Extracts from a graphics dataset
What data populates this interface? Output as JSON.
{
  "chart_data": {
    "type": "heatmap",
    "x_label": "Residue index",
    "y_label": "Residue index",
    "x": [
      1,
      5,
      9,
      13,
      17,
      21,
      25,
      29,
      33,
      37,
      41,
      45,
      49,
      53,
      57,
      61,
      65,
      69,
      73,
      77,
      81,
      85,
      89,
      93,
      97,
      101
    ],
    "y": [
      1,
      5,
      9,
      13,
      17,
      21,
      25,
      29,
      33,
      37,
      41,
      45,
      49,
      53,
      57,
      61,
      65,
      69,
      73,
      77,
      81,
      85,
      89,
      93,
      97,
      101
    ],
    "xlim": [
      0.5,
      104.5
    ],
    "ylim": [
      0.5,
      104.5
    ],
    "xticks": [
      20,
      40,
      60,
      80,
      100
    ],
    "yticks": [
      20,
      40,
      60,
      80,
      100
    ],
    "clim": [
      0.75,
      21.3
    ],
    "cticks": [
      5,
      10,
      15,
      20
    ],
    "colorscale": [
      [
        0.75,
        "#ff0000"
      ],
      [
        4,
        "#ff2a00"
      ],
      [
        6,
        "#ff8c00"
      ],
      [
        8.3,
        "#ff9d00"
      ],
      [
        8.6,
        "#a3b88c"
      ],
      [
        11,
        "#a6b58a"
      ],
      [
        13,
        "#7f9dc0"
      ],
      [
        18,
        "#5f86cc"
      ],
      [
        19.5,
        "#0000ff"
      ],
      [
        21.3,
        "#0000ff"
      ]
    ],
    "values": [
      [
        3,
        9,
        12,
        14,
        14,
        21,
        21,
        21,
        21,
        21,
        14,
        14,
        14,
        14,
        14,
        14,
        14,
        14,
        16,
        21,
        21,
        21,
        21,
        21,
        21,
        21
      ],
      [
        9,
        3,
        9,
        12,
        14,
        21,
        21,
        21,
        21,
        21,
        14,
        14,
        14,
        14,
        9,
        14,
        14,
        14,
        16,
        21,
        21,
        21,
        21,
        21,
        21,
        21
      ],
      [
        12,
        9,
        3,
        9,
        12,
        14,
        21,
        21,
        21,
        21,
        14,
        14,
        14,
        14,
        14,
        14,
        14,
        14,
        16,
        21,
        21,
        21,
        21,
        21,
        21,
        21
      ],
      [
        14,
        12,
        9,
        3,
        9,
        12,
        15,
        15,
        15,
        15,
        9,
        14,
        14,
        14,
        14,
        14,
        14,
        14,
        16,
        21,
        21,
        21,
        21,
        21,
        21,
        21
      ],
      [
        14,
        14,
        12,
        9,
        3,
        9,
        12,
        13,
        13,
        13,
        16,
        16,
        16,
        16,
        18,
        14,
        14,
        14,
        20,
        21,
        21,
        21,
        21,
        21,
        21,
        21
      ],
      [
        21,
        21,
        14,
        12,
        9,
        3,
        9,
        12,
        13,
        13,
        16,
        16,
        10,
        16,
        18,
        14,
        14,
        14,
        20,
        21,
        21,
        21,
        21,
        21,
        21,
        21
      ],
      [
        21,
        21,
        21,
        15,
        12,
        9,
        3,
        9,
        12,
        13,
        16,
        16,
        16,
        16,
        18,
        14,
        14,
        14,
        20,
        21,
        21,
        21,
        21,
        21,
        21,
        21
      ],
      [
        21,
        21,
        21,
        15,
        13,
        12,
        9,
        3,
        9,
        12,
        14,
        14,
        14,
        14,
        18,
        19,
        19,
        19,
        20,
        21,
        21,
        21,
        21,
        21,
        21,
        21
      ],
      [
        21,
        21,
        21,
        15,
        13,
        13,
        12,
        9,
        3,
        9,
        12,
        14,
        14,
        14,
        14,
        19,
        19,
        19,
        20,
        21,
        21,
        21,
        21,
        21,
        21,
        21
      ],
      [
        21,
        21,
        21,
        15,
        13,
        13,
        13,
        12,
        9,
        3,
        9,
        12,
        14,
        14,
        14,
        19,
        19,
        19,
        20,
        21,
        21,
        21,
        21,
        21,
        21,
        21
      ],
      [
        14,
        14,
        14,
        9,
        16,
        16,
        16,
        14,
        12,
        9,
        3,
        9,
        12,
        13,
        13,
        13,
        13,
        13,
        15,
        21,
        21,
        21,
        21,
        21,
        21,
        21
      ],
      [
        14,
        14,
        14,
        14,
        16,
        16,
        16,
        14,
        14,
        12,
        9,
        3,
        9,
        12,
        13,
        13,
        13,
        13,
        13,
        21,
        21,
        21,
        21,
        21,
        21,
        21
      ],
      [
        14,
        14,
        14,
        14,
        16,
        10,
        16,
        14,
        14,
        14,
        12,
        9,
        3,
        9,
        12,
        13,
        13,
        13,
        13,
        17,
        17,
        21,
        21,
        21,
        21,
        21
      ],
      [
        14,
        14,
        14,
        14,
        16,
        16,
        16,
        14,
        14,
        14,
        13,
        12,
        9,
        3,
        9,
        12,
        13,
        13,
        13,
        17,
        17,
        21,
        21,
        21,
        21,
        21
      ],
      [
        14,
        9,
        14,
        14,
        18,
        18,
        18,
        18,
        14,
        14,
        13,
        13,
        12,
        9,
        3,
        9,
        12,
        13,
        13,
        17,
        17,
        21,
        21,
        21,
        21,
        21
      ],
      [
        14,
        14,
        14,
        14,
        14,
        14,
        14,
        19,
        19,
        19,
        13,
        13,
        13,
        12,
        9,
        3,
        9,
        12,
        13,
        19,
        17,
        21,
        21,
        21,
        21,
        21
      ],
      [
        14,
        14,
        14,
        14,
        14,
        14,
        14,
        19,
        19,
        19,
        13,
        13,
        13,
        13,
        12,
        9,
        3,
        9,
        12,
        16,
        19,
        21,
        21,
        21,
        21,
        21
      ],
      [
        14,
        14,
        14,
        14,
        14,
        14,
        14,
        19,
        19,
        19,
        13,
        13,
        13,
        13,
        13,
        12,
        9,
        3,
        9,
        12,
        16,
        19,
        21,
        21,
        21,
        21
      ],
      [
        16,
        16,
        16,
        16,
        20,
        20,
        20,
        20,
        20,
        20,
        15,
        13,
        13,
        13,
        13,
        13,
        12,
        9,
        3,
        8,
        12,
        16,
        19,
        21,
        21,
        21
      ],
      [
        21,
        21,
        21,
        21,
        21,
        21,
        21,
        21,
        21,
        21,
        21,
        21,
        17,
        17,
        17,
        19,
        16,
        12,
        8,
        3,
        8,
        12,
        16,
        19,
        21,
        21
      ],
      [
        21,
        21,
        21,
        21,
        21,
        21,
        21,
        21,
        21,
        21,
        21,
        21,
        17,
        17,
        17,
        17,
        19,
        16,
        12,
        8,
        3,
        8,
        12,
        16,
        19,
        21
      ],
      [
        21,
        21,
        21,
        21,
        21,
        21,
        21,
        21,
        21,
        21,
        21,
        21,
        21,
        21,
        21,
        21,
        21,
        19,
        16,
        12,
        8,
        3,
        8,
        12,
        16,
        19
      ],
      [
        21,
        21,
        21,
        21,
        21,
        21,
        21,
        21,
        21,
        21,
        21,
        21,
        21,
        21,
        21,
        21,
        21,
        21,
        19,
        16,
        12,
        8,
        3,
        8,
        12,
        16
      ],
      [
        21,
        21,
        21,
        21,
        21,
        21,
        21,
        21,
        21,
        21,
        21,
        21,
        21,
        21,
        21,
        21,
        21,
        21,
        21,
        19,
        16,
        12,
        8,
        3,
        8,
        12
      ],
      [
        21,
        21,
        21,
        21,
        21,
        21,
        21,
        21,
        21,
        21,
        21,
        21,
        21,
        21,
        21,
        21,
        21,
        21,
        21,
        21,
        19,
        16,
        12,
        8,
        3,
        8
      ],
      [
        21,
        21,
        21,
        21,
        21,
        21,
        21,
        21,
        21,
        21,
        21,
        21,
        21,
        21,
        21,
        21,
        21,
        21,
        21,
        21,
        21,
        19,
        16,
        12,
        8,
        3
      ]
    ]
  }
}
* * *
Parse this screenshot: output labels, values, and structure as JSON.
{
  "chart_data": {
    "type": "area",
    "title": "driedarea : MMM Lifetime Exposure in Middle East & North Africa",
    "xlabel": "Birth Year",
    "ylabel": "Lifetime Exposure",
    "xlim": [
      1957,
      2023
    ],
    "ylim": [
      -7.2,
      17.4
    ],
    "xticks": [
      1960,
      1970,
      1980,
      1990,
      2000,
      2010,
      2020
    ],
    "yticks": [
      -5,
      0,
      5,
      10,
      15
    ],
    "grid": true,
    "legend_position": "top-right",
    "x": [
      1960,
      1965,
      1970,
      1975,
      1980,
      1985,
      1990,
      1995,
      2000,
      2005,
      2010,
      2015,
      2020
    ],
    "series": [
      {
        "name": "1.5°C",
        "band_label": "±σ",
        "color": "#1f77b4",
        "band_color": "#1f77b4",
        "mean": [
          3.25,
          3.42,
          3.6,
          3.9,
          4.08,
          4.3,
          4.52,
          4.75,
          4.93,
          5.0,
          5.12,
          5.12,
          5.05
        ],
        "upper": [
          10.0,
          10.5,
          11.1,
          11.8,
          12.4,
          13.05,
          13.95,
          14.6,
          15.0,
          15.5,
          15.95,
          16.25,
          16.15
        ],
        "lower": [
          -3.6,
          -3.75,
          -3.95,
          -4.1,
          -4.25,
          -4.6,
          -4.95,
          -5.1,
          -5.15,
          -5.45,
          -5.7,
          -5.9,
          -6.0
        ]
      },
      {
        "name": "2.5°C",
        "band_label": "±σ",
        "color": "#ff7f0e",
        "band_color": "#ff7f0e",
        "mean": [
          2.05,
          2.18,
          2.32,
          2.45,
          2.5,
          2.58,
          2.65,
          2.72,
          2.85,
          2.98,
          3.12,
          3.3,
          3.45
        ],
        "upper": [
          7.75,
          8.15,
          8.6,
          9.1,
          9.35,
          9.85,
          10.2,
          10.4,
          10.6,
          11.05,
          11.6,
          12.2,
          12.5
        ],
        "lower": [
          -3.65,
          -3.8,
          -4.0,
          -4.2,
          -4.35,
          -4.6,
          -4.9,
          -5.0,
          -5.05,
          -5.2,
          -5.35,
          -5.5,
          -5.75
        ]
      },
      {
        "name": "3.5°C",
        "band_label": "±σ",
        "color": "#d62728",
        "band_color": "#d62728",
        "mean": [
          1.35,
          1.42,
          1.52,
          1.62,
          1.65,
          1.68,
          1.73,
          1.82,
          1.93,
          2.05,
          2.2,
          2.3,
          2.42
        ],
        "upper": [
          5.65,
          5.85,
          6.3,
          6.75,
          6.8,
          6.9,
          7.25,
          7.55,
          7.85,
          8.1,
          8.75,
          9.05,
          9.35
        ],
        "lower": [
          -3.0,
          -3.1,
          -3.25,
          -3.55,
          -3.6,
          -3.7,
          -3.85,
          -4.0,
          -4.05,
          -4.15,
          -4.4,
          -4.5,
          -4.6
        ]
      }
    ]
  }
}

• [Task details]
Copy all lines from the listing that contain "index".

• [Complete output]
    "x_label": "Residue index",
    "y_label": "Residue index",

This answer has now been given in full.